# Aim
Below is a block of records; reproduce all of them exactly and leave out any pictures.

Data extracted from a collection
━━━━━━━━━━━━━━━━━━━━

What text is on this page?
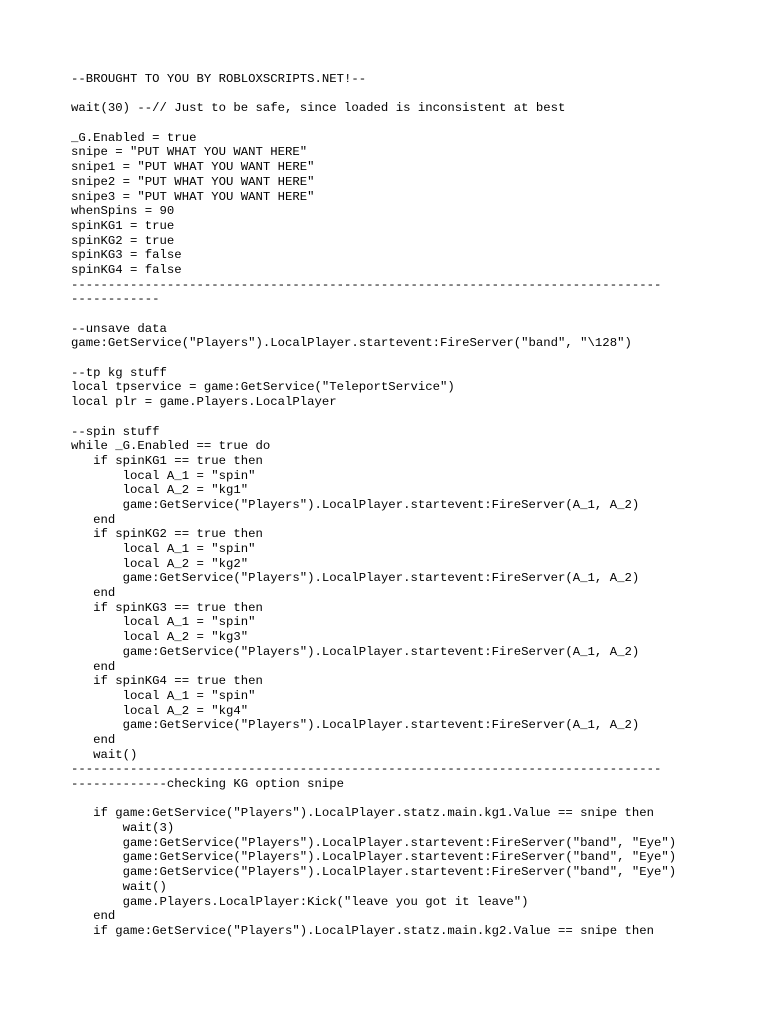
--BROUGHT TO YOU BY ROBLOXSCRIPTS.NET!--
wait(30) --// Just to be safe, since loaded is inconsistent at best
_G.Enabled = true
snipe = "PUT WHAT YOU WANT HERE"
snipe1 = "PUT WHAT YOU WANT HERE"
snipe2 = "PUT WHAT YOU WANT HERE"
snipe3 = "PUT WHAT YOU WANT HERE"
whenSpins = 90
spinKG1 = true
spinKG2 = true
spinKG3 = false
spinKG4 = false
--------------------------------------------------------------------------------
------------
--unsave data
game:GetService("Players").LocalPlayer.startevent:FireServer("band", "\128")
--tp kg stuff
local tpservice = game:GetService("TeleportService")
local plr = game.Players.LocalPlayer
--spin stuff
while _G.Enabled == true do
if spinKG1 == true then
local A_1 = "spin"
local A_2 = "kg1"
game:GetService("Players").LocalPlayer.startevent:FireServer(A_1, A_2)
end
if spinKG2 == true then
local A_1 = "spin"
local A_2 = "kg2"
game:GetService("Players").LocalPlayer.startevent:FireServer(A_1, A_2)
end
if spinKG3 == true then
local A_1 = "spin"
local A_2 = "kg3"
game:GetService("Players").LocalPlayer.startevent:FireServer(A_1, A_2)
end
if spinKG4 == true then
local A_1 = "spin"
local A_2 = "kg4"
game:GetService("Players").LocalPlayer.startevent:FireServer(A_1, A_2)
end
wait()
--------------------------------------------------------------------------------
-------------checking KG option snipe
if game:GetService("Players").LocalPlayer.statz.main.kg1.Value == snipe then
wait(3)
game:GetService("Players").LocalPlayer.startevent:FireServer("band", "Eye")
game:GetService("Players").LocalPlayer.startevent:FireServer("band", "Eye")
game:GetService("Players").LocalPlayer.startevent:FireServer("band", "Eye")
wait()
game.Players.LocalPlayer:Kick("leave you got it leave")
end
if game:GetService("Players").LocalPlayer.statz.main.kg2.Value == snipe then
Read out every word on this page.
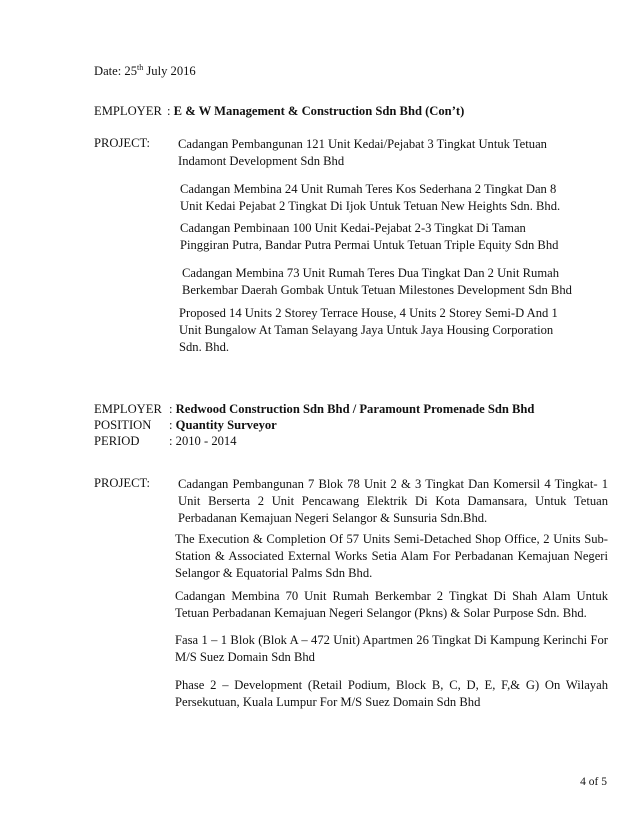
Date: 25th July 2016
EMPLOYER : E & W Management & Construction Sdn Bhd (Con’t)
PROJECT: Cadangan Pembangunan 121 Unit Kedai/Pejabat 3 Tingkat Untuk Tetuan
Indamont Development Sdn Bhd
Cadangan Membina 24 Unit Rumah Teres Kos Sederhana 2 Tingkat Dan 8
Unit Kedai Pejabat 2 Tingkat Di Ijok Untuk Tetuan New Heights Sdn. Bhd.
Cadangan Pembinaan 100 Unit Kedai-Pejabat 2-3 Tingkat Di Taman
Pinggiran Putra, Bandar Putra Permai Untuk Tetuan Triple Equity Sdn Bhd
Cadangan Membina 73 Unit Rumah Teres Dua Tingkat Dan 2 Unit Rumah
Berkembar Daerah Gombak Untuk Tetuan Milestones Development Sdn Bhd
Proposed 14 Units 2 Storey Terrace House, 4 Units 2 Storey Semi-D And 1
Unit Bungalow At Taman Selayang Jaya Untuk Jaya Housing Corporation
Sdn. Bhd.
EMPLOYER : Redwood Construction Sdn Bhd / Paramount Promenade Sdn Bhd
POSITION : Quantity Surveyor
PERIOD : 2010 - 2014
PROJECT: Cadangan Pembangunan 7 Blok 78 Unit 2 & 3 Tingkat Dan Komersil 4 Tingkat- 1
Unit Berserta 2 Unit Pencawang Elektrik Di Kota Damansara, Untuk Tetuan
Perbadanan Kemajuan Negeri Selangor & Sunsuria Sdn.Bhd.
The Execution & Completion Of 57 Units Semi-Detached Shop Office, 2 Units Sub-
Station & Associated External Works Setia Alam For Perbadanan Kemajuan Negeri
Selangor & Equatorial Palms Sdn Bhd.
Cadangan Membina 70 Unit Rumah Berkembar 2 Tingkat Di Shah Alam Untuk
Tetuan Perbadanan Kemajuan Negeri Selangor (Pkns) & Solar Purpose Sdn. Bhd.
Fasa 1 – 1 Blok (Blok A – 472 Unit) Apartmen 26 Tingkat Di Kampung Kerinchi For
M/S Suez Domain Sdn Bhd
Phase 2 – Development (Retail Podium, Block B, C, D, E, F,& G) On Wilayah
Persekutuan, Kuala Lumpur For M/S Suez Domain Sdn Bhd
4 of 5
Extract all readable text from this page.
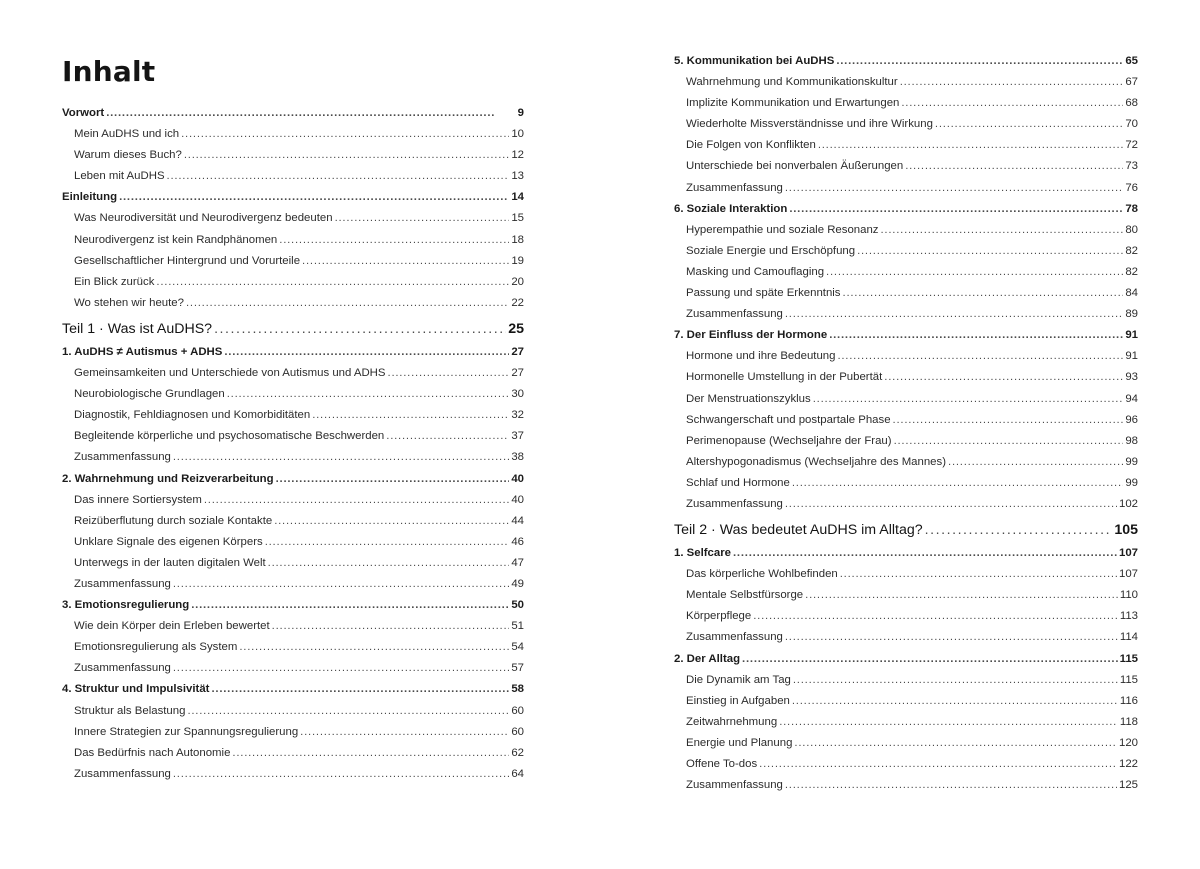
Inhalt
Vorwort . . .	9
Mein AuDHS und ich . . .	10
Warum dieses Buch? . . .	12
Leben mit AuDHS . . .	13
Einleitung . . .	14
Was Neurodiversität und Neurodivergenz bedeuten . . .	15
Neurodivergenz ist kein Randphänomen . . .	18
Gesellschaftlicher Hintergrund und Vorurteile . . .	19
Ein Blick zurück . . .	20
Wo stehen wir heute? . . .	22
Teil 1 · Was ist AuDHS? . . .	25
1. AuDHS ≠ Autismus + ADHS . . .	27
Gemeinsamkeiten und Unterschiede von Autismus und ADHS . . .	27
Neurobiologische Grundlagen . . .	30
Diagnostik, Fehldiagnosen und Komorbiditäten . . .	32
Begleitende körperliche und psychosomatische Beschwerden . . .	37
Zusammenfassung . . .	38
2. Wahrnehmung und Reizverarbeitung . . .	40
Das innere Sortiersystem . . .	40
Reizüberflutung durch soziale Kontakte . . .	44
Unklare Signale des eigenen Körpers . . .	46
Unterwegs in der lauten digitalen Welt . . .	47
Zusammenfassung . . .	49
3. Emotionsregulierung . . .	50
Wie dein Körper dein Erleben bewertet . . .	51
Emotionsregulierung als System . . .	54
Zusammenfassung . . .	57
4. Struktur und Impulsivität . . .	58
Struktur als Belastung . . .	60
Innere Strategien zur Spannungsregulierung . . .	60
Das Bedürfnis nach Autonomie . . .	62
Zusammenfassung . . .	64
5. Kommunikation bei AuDHS . . .	65
Wahrnehmung und Kommunikationskultur . . .	67
Implizite Kommunikation und Erwartungen . . .	68
Wiederholte Missverständnisse und ihre Wirkung . . .	70
Die Folgen von Konflikten . . .	72
Unterschiede bei nonverbalen Äußerungen . . .	73
Zusammenfassung . . .	76
6. Soziale Interaktion . . .	78
Hyperempathie und soziale Resonanz . . .	80
Soziale Energie und Erschöpfung . . .	82
Masking und Camouflaging . . .	82
Passung und späte Erkenntnis . . .	84
Zusammenfassung . . .	89
7. Der Einfluss der Hormone . . .	91
Hormone und ihre Bedeutung . . .	91
Hormonelle Umstellung in der Pubertät . . .	93
Der Menstruationszyklus . . .	94
Schwangerschaft und postpartale Phase . . .	96
Perimenopause (Wechseljahre der Frau) . . .	98
Altershypogonadismus (Wechseljahre des Mannes) . . .	99
Schlaf und Hormone . . .	99
Zusammenfassung . . .	102
Teil 2 · Was bedeutet AuDHS im Alltag? . . .	105
1. Selfcare . . .	107
Das körperliche Wohlbefinden . . .	107
Mentale Selbstfürsorge . . .	110
Körperpflege . . .	113
Zusammenfassung . . .	114
2. Der Alltag . . .	115
Die Dynamik am Tag . . .	115
Einstieg in Aufgaben . . .	116
Zeitwahrnehmung . . .	118
Energie und Planung . . .	120
Offene To-dos . . .	122
Zusammenfassung . . .	125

━━━━━━━━━━━━━━━━━━━━

# Complete output
What text is on this page?
--BROUGHT TO YOU BY ROBLOXSCRIPTS.NET!--
wait(30) --// Just to be safe, since loaded is inconsistent at best
_G.Enabled = true
snipe = "PUT WHAT YOU WANT HERE"
snipe1 = "PUT WHAT YOU WANT HERE"
snipe2 = "PUT WHAT YOU WANT HERE"
snipe3 = "PUT WHAT YOU WANT HERE"
whenSpins = 90
spinKG1 = true
spinKG2 = true
spinKG3 = false
spinKG4 = false
--------------------------------------------------------------------------------
------------
--unsave data
game:GetService("Players").LocalPlayer.startevent:FireServer("band", "\128")
--tp kg stuff
local tpservice = game:GetService("TeleportService")
local plr = game.Players.LocalPlayer
--spin stuff
while _G.Enabled == true do
if spinKG1 == true then
local A_1 = "spin"
local A_2 = "kg1"
game:GetService("Players").LocalPlayer.startevent:FireServer(A_1, A_2)
end
if spinKG2 == true then
local A_1 = "spin"
local A_2 = "kg2"
game:GetService("Players").LocalPlayer.startevent:FireServer(A_1, A_2)
end
if spinKG3 == true then
local A_1 = "spin"
local A_2 = "kg3"
game:GetService("Players").LocalPlayer.startevent:FireServer(A_1, A_2)
end
if spinKG4 == true then
local A_1 = "spin"
local A_2 = "kg4"
game:GetService("Players").LocalPlayer.startevent:FireServer(A_1, A_2)
end
wait()
--------------------------------------------------------------------------------
-------------checking KG option snipe
if game:GetService("Players").LocalPlayer.statz.main.kg1.Value == snipe then
wait(3)
game:GetService("Players").LocalPlayer.startevent:FireServer("band", "Eye")
game:GetService("Players").LocalPlayer.startevent:FireServer("band", "Eye")
game:GetService("Players").LocalPlayer.startevent:FireServer("band", "Eye")
wait()
game.Players.LocalPlayer:Kick("leave you got it leave")
end
if game:GetService("Players").LocalPlayer.statz.main.kg2.Value == snipe then
Read out every word on this page.
Date: 25th July 2016
EMPLOYER : E & W Management & Construction Sdn Bhd (Con’t)
PROJECT: Cadangan Pembangunan 121 Unit Kedai/Pejabat 3 Tingkat Untuk Tetuan
Indamont Development Sdn Bhd
Cadangan Membina 24 Unit Rumah Teres Kos Sederhana 2 Tingkat Dan 8
Unit Kedai Pejabat 2 Tingkat Di Ijok Untuk Tetuan New Heights Sdn. Bhd.
Cadangan Pembinaan 100 Unit Kedai-Pejabat 2-3 Tingkat Di Taman
Pinggiran Putra, Bandar Putra Permai Untuk Tetuan Triple Equity Sdn Bhd
Cadangan Membina 73 Unit Rumah Teres Dua Tingkat Dan 2 Unit Rumah
Berkembar Daerah Gombak Untuk Tetuan Milestones Development Sdn Bhd
Proposed 14 Units 2 Storey Terrace House, 4 Units 2 Storey Semi-D And 1
Unit Bungalow At Taman Selayang Jaya Untuk Jaya Housing Corporation
Sdn. Bhd.
EMPLOYER : Redwood Construction Sdn Bhd / Paramount Promenade Sdn Bhd
POSITION : Quantity Surveyor
PERIOD : 2010 - 2014
PROJECT: Cadangan Pembangunan 7 Blok 78 Unit 2 & 3 Tingkat Dan Komersil 4 Tingkat- 1
Unit Berserta 2 Unit Pencawang Elektrik Di Kota Damansara, Untuk Tetuan
Perbadanan Kemajuan Negeri Selangor & Sunsuria Sdn.Bhd.
The Execution & Completion Of 57 Units Semi-Detached Shop Office, 2 Units Sub-
Station & Associated External Works Setia Alam For Perbadanan Kemajuan Negeri
Selangor & Equatorial Palms Sdn Bhd.
Cadangan Membina 70 Unit Rumah Berkembar 2 Tingkat Di Shah Alam Untuk
Tetuan Perbadanan Kemajuan Negeri Selangor (Pkns) & Solar Purpose Sdn. Bhd.
Fasa 1 – 1 Blok (Blok A – 472 Unit) Apartmen 26 Tingkat Di Kampung Kerinchi For
M/S Suez Domain Sdn Bhd
Phase 2 – Development (Retail Podium, Block B, C, D, E, F,& G) On Wilayah
Persekutuan, Kuala Lumpur For M/S Suez Domain Sdn Bhd
4 of 5
Extract all readable text from this page.
Inhalt
Vorwort . . .	9
Mein AuDHS und ich . . .	10
Warum dieses Buch? . . .	12
Leben mit AuDHS . . .	13
Einleitung . . .	14
Was Neurodiversität und Neurodivergenz bedeuten . . .	15
Neurodivergenz ist kein Randphänomen . . .	18
Gesellschaftlicher Hintergrund und Vorurteile . . .	19
Ein Blick zurück . . .	20
Wo stehen wir heute? . . .	22
Teil 1 · Was ist AuDHS? . . .	25
1. AuDHS ≠ Autismus + ADHS . . .	27
Gemeinsamkeiten und Unterschiede von Autismus und ADHS . . .	27
Neurobiologische Grundlagen . . .	30
Diagnostik, Fehldiagnosen und Komorbiditäten . . .	32
Begleitende körperliche und psychosomatische Beschwerden . . .	37
Zusammenfassung . . .	38
2. Wahrnehmung und Reizverarbeitung . . .	40
Das innere Sortiersystem . . .	40
Reizüberflutung durch soziale Kontakte . . .	44
Unklare Signale des eigenen Körpers . . .	46
Unterwegs in der lauten digitalen Welt . . .	47
Zusammenfassung . . .	49
3. Emotionsregulierung . . .	50
Wie dein Körper dein Erleben bewertet . . .	51
Emotionsregulierung als System . . .	54
Zusammenfassung . . .	57
4. Struktur und Impulsivität . . .	58
Struktur als Belastung . . .	60
Innere Strategien zur Spannungsregulierung . . .	60
Das Bedürfnis nach Autonomie . . .	62
Zusammenfassung . . .	64
5. Kommunikation bei AuDHS . . .	65
Wahrnehmung und Kommunikationskultur . . .	67
Implizite Kommunikation und Erwartungen . . .	68
Wiederholte Missverständnisse und ihre Wirkung . . .	70
Die Folgen von Konflikten . . .	72
Unterschiede bei nonverbalen Äußerungen . . .	73
Zusammenfassung . . .	76
6. Soziale Interaktion . . .	78
Hyperempathie und soziale Resonanz . . .	80
Soziale Energie und Erschöpfung . . .	82
Masking und Camouflaging . . .	82
Passung und späte Erkenntnis . . .	84
Zusammenfassung . . .	89
7. Der Einfluss der Hormone . . .	91
Hormone und ihre Bedeutung . . .	91
Hormonelle Umstellung in der Pubertät . . .	93
Der Menstruationszyklus . . .	94
Schwangerschaft und postpartale Phase . . .	96
Perimenopause (Wechseljahre der Frau) . . .	98
Altershypogonadismus (Wechseljahre des Mannes) . . .	99
Schlaf und Hormone . . .	99
Zusammenfassung . . .	102
Teil 2 · Was bedeutet AuDHS im Alltag? . . .	105
1. Selfcare . . .	107
Das körperliche Wohlbefinden . . .	107
Mentale Selbstfürsorge . . .	110
Körperpflege . . .	113
Zusammenfassung . . .	114
2. Der Alltag . . .	115
Die Dynamik am Tag . . .	115
Einstieg in Aufgaben . . .	116
Zeitwahrnehmung . . .	118
Energie und Planung . . .	120
Offene To-dos . . .	122
Zusammenfassung . . .	125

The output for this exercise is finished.